Given problem: Where the string "color" occurs in the material below, report the whole line.

Records contained in a dataset:
------------------------------------------------

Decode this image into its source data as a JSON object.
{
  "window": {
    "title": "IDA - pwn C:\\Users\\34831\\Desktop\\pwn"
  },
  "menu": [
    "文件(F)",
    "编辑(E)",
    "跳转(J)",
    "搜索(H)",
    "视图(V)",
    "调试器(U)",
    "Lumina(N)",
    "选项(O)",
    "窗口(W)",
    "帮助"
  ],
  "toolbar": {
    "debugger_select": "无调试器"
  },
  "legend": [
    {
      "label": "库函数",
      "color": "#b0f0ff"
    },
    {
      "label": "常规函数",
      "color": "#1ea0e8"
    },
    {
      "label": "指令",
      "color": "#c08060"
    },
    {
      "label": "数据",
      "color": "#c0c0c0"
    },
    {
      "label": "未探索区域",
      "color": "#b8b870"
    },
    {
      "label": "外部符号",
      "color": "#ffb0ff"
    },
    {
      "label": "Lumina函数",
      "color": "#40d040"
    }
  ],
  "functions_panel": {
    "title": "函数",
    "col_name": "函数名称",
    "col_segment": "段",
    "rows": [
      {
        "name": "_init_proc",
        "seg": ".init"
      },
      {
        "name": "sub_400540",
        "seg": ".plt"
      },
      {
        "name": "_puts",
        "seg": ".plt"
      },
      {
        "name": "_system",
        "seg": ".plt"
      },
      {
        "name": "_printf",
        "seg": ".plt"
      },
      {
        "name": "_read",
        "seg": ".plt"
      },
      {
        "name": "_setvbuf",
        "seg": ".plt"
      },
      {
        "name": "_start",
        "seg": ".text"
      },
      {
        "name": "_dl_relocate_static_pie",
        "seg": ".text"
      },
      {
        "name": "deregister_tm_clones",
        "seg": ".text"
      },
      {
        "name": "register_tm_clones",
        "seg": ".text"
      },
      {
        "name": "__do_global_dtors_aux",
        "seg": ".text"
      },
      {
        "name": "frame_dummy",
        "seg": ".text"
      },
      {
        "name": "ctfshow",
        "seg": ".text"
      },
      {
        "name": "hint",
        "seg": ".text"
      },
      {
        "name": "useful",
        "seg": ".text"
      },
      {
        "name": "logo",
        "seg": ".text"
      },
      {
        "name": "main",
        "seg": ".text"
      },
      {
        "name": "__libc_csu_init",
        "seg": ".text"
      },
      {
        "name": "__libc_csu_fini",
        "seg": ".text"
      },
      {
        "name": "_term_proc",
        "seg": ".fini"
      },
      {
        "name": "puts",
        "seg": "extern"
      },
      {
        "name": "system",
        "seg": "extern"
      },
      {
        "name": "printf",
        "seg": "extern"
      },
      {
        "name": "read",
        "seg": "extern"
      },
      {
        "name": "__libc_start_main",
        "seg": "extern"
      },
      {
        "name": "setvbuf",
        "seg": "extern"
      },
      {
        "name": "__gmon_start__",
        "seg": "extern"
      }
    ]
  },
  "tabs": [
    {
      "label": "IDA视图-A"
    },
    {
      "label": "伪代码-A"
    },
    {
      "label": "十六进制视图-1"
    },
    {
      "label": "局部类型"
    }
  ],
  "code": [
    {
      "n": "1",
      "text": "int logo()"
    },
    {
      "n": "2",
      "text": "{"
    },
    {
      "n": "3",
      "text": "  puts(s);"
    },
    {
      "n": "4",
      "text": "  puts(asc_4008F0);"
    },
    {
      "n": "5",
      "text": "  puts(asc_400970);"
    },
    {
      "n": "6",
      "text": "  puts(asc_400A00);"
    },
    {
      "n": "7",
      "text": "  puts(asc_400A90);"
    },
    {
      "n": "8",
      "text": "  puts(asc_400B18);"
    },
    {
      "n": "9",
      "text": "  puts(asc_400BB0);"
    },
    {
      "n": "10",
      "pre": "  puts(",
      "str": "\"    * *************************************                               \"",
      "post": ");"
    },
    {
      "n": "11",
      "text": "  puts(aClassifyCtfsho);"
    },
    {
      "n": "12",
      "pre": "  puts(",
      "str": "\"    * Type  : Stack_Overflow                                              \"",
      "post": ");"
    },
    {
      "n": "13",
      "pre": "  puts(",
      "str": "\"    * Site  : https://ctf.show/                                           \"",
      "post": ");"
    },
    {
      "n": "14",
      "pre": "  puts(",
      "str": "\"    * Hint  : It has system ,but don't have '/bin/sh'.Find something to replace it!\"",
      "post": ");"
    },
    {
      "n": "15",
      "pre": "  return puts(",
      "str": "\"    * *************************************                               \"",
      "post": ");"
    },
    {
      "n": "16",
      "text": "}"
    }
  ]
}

------------------------------------------------

Task answer:
      "color": "#b0f0ff"
      "color": "#1ea0e8"
      "color": "#c08060"
      "color": "#c0c0c0"
      "color": "#b8b870"
      "color": "#ffb0ff"
      "color": "#40d040"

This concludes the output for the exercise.